### DIRECTIONS
Pull each line containing "name" out of the data and copy it.

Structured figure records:
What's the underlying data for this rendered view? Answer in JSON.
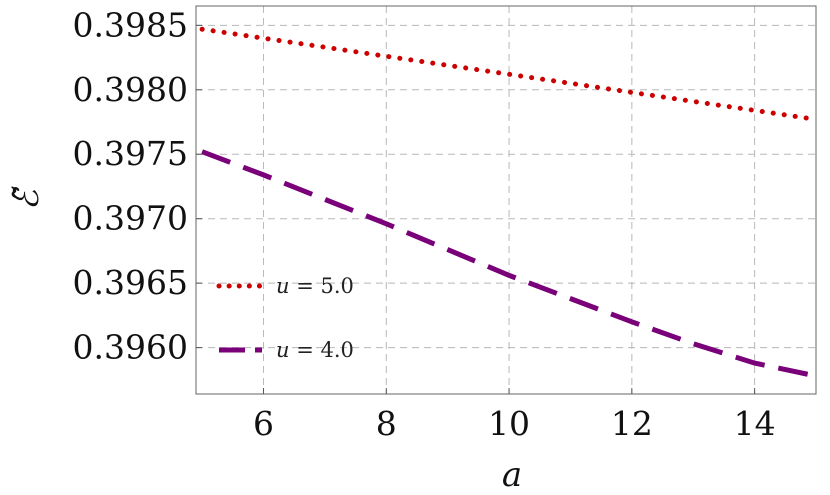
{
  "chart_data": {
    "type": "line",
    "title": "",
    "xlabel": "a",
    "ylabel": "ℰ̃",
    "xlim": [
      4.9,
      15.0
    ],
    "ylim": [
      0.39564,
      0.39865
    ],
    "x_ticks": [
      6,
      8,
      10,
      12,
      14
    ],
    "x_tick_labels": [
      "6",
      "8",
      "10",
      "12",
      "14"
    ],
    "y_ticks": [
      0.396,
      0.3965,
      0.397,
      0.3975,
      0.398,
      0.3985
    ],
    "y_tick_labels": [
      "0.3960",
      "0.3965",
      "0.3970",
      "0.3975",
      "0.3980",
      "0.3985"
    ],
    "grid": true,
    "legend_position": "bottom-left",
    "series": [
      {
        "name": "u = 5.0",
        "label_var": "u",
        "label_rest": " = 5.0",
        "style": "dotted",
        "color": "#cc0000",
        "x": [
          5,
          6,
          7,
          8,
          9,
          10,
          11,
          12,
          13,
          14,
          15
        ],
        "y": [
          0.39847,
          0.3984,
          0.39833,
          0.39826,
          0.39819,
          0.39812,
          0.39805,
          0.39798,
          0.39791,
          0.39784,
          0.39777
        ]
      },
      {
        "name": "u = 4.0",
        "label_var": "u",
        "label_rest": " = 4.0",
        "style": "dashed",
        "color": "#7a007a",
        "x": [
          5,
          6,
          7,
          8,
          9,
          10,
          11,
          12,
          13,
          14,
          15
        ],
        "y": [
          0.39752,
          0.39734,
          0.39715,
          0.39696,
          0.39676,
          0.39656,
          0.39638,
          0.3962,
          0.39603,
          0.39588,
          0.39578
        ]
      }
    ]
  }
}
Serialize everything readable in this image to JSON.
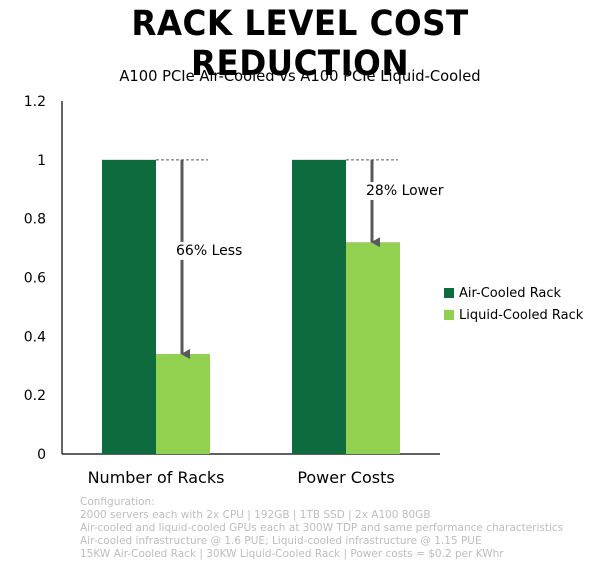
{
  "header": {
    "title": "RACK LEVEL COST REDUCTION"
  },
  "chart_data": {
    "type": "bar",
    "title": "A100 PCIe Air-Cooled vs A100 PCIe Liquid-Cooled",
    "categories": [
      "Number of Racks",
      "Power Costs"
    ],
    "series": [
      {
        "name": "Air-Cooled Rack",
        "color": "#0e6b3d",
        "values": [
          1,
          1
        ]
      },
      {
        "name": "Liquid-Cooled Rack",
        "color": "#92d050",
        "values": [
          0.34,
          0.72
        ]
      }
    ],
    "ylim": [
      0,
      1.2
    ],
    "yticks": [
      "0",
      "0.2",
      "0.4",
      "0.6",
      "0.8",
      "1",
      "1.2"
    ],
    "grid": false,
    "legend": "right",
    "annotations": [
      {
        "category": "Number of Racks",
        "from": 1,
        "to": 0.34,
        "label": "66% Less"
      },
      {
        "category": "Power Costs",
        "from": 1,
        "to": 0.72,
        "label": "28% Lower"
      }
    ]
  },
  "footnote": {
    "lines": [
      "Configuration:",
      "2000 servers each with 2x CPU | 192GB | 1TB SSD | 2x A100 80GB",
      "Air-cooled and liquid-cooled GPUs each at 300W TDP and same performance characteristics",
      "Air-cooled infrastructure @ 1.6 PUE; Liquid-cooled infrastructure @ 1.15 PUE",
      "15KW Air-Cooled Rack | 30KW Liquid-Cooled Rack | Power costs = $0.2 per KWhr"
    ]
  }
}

### TASK RESPONSE
        "name": "u = 5.0",
        "name": "u = 4.0",
        "name": "Air-Cooled Rack",
        "name": "Liquid-Cooled Rack",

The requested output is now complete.